### JOB
Write out the material exactly, without any of its pictures.

### SUPPLIED RECORDS

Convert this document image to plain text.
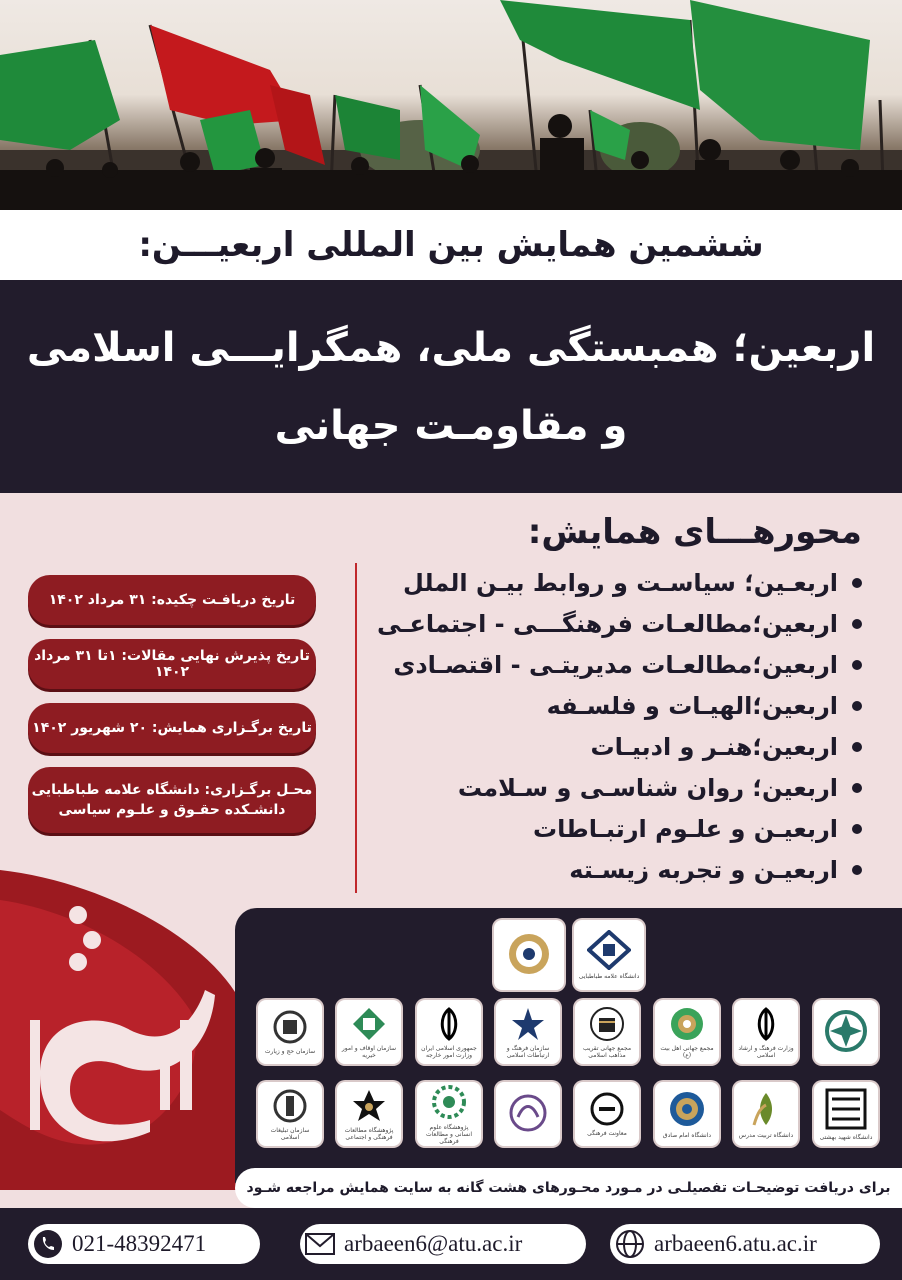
ششمین همایش بین المللی اربعیـــن:
اربعین؛ همبستگی ملی، همگرایـــی اسلامی
و مقاومـت جهانی
محورهـــای همایش:
اربعـین؛ سیاسـت و روابط بیـن الملل
اربعین؛مطالعـات فرهنگـــی - اجتماعـی
اربعین؛مطالعـات مدیریتـی - اقتصـادی
اربعین؛الهیـات و فلسـفه
اربعین؛هنـر و ادبیـات
اربعین؛ روان شناسـی و سـلامت
اربعیـن و علـوم ارتبـاطات
اربعیـن و تجربه زیسـته
تاریخ دریافـت چکیده: ۳۱ مرداد ۱۴۰۲
تاریخ پذیرش نهایی مقالات: ۱تا ۳۱ مرداد ۱۴۰۲
تاریخ برگـزاری همایش: ۲۰ شهریور ۱۴۰۲
محـل برگـزاری: دانشگاه علامه طباطبایی
دانشـکده حقـوق و علـوم سیاسی
دانشگاه علامه طباطبایی
سازمان حج و زیارت	سازمان اوقاف و امور خیریه
جمهوری اسلامی ایران وزارت امور خارجه
سازمان فرهنگ و ارتباطات اسلامی
مجمع جهانی تقریب مذاهب اسلامی
مجمع جهانی اهل بیت (ع)
وزارت فرهنگ و ارشاد اسلامی
سازمان تبلیغات اسلامی
پژوهشگاه مطالعات فرهنگی و اجتماعی
پژوهشگاه علوم انسانی و مطالعات فرهنگی
معاونت فرهنگی	دانشگاه امام صادق	دانشگاه تربیت مدرس	دانشگاه شهید بهشتی
برای دریافت توضیحـات تفصیلـی در مـورد محـورهای هشت گانه به سایت همایش مراجعه شـود
021-48392471	arbaeen6@atu.ac.ir	arbaeen6.atu.ac.ir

### EXERCISE ANSWER
Convert this document image to plain text.
ششمین همایش بین المللی اربعیـــن:
اربعین؛ همبستگی ملی، همگرایـــی اسلامی
و مقاومـت جهانی
محورهـــای همایش:
اربعـین؛ سیاسـت و روابط بیـن الملل
اربعین؛مطالعـات فرهنگـــی - اجتماعـی
اربعین؛مطالعـات مدیریتـی - اقتصـادی
اربعین؛الهیـات و فلسـفه
اربعین؛هنـر و ادبیـات
اربعین؛ روان شناسـی و سـلامت
اربعیـن و علـوم ارتبـاطات
اربعیـن و تجربه زیسـته
تاریخ دریافـت چکیده: ۳۱ مرداد ۱۴۰۲
تاریخ پذیرش نهایی مقالات: ۱تا ۳۱ مرداد ۱۴۰۲
تاریخ برگـزاری همایش: ۲۰ شهریور ۱۴۰۲
محـل برگـزاری: دانشگاه علامه طباطبایی
دانشـکده حقـوق و علـوم سیاسی
دانشگاه علامه طباطبایی
سازمان حج و زیارت	سازمان اوقاف و امور خیریه
جمهوری اسلامی ایران وزارت امور خارجه
سازمان فرهنگ و ارتباطات اسلامی
مجمع جهانی تقریب مذاهب اسلامی
مجمع جهانی اهل بیت (ع)
وزارت فرهنگ و ارشاد اسلامی
سازمان تبلیغات اسلامی
پژوهشگاه مطالعات فرهنگی و اجتماعی
پژوهشگاه علوم انسانی و مطالعات فرهنگی
معاونت فرهنگی	دانشگاه امام صادق	دانشگاه تربیت مدرس	دانشگاه شهید بهشتی
برای دریافت توضیحـات تفصیلـی در مـورد محـورهای هشت گانه به سایت همایش مراجعه شـود
021-48392471	arbaeen6@atu.ac.ir	arbaeen6.atu.ac.ir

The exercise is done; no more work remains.